- **任务目标**
请逐行抄录下面的全部数据，不做任何改动。

____ 提供材料

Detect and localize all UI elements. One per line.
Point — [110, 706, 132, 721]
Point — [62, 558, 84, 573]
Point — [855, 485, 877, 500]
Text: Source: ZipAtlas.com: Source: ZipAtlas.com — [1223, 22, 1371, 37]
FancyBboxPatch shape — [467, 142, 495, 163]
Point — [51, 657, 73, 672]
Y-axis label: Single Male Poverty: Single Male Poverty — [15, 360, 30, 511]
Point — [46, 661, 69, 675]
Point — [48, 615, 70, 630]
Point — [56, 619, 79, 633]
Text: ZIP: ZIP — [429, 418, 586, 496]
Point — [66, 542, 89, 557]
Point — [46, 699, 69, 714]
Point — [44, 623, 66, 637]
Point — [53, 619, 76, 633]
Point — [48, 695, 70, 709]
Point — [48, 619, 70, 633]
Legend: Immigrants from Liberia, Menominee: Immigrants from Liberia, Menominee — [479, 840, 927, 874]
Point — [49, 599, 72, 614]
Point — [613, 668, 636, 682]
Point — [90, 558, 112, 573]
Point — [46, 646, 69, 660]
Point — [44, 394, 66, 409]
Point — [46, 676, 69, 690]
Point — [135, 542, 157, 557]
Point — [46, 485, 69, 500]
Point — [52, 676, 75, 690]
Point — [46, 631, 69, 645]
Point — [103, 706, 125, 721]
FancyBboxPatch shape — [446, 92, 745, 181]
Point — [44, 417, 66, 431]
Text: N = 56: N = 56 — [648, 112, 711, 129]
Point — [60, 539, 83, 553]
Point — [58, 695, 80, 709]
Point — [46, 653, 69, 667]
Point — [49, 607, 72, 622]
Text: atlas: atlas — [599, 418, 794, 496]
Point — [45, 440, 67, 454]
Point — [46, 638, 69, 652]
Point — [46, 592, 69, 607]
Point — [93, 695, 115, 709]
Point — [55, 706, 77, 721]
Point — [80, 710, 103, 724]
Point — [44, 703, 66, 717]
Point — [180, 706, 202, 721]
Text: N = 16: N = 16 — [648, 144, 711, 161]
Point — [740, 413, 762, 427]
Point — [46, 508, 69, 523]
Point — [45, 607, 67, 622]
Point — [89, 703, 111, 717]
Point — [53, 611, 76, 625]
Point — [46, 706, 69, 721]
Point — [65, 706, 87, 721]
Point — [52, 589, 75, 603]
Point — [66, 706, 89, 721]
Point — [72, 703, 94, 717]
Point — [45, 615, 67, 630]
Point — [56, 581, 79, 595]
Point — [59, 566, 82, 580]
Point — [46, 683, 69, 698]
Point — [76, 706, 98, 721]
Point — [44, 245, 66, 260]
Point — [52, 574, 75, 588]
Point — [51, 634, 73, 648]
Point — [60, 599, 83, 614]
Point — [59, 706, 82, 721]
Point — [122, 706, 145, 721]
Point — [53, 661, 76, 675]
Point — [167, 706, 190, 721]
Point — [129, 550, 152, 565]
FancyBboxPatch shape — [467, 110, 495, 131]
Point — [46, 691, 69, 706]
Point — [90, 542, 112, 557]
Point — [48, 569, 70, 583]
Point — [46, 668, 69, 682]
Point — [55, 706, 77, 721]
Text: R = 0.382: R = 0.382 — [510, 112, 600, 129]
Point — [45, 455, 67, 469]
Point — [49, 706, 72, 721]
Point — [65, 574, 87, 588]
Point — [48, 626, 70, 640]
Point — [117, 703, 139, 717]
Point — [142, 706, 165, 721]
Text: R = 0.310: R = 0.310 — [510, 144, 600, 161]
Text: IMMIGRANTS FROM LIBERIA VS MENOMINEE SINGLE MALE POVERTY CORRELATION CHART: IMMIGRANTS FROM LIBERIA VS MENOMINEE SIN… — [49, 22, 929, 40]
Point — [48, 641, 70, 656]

________

- **完整回答**
Detect and localize all UI elements. One per line.
Point — [110, 706, 132, 721]
Point — [62, 558, 84, 573]
Point — [855, 485, 877, 500]
Text: Source: ZipAtlas.com: Source: ZipAtlas.com — [1223, 22, 1371, 37]
FancyBboxPatch shape — [467, 142, 495, 163]
Point — [51, 657, 73, 672]
Y-axis label: Single Male Poverty: Single Male Poverty — [15, 360, 30, 511]
Point — [46, 661, 69, 675]
Point — [48, 615, 70, 630]
Point — [56, 619, 79, 633]
Text: ZIP: ZIP — [429, 418, 586, 496]
Point — [66, 542, 89, 557]
Point — [46, 699, 69, 714]
Point — [44, 623, 66, 637]
Point — [53, 619, 76, 633]
Point — [48, 695, 70, 709]
Point — [48, 619, 70, 633]
Legend: Immigrants from Liberia, Menominee: Immigrants from Liberia, Menominee — [479, 840, 927, 874]
Point — [49, 599, 72, 614]
Point — [613, 668, 636, 682]
Point — [90, 558, 112, 573]
Point — [46, 646, 69, 660]
Point — [44, 394, 66, 409]
Point — [46, 676, 69, 690]
Point — [135, 542, 157, 557]
Point — [46, 485, 69, 500]
Point — [52, 676, 75, 690]
Point — [46, 631, 69, 645]
Point — [103, 706, 125, 721]
FancyBboxPatch shape — [446, 92, 745, 181]
Point — [44, 417, 66, 431]
Text: N = 56: N = 56 — [648, 112, 711, 129]
Point — [60, 539, 83, 553]
Point — [58, 695, 80, 709]
Point — [46, 653, 69, 667]
Point — [49, 607, 72, 622]
Text: atlas: atlas — [599, 418, 794, 496]
Point — [45, 440, 67, 454]
Point — [46, 638, 69, 652]
Point — [46, 592, 69, 607]
Point — [93, 695, 115, 709]
Point — [55, 706, 77, 721]
Point — [80, 710, 103, 724]
Point — [44, 703, 66, 717]
Point — [180, 706, 202, 721]
Text: N = 16: N = 16 — [648, 144, 711, 161]
Point — [740, 413, 762, 427]
Point — [46, 508, 69, 523]
Point — [45, 607, 67, 622]
Point — [89, 703, 111, 717]
Point — [53, 611, 76, 625]
Point — [46, 706, 69, 721]
Point — [65, 706, 87, 721]
Point — [52, 589, 75, 603]
Point — [66, 706, 89, 721]
Point — [72, 703, 94, 717]
Point — [45, 615, 67, 630]
Point — [56, 581, 79, 595]
Point — [59, 566, 82, 580]
Point — [46, 683, 69, 698]
Point — [76, 706, 98, 721]
Point — [44, 245, 66, 260]
Point — [52, 574, 75, 588]
Point — [51, 634, 73, 648]
Point — [60, 599, 83, 614]
Point — [59, 706, 82, 721]
Point — [122, 706, 145, 721]
Point — [53, 661, 76, 675]
Point — [167, 706, 190, 721]
Point — [129, 550, 152, 565]
FancyBboxPatch shape — [467, 110, 495, 131]
Point — [46, 691, 69, 706]
Point — [90, 542, 112, 557]
Point — [48, 569, 70, 583]
Point — [46, 668, 69, 682]
Point — [55, 706, 77, 721]
Text: R = 0.382: R = 0.382 — [510, 112, 600, 129]
Point — [45, 455, 67, 469]
Point — [49, 706, 72, 721]
Point — [65, 574, 87, 588]
Point — [48, 626, 70, 640]
Point — [117, 703, 139, 717]
Point — [142, 706, 165, 721]
Text: R = 0.310: R = 0.310 — [510, 144, 600, 161]
Text: IMMIGRANTS FROM LIBERIA VS MENOMINEE SINGLE MALE POVERTY CORRELATION CHART: IMMIGRANTS FROM LIBERIA VS MENOMINEE SIN… — [49, 22, 929, 40]
Point — [48, 641, 70, 656]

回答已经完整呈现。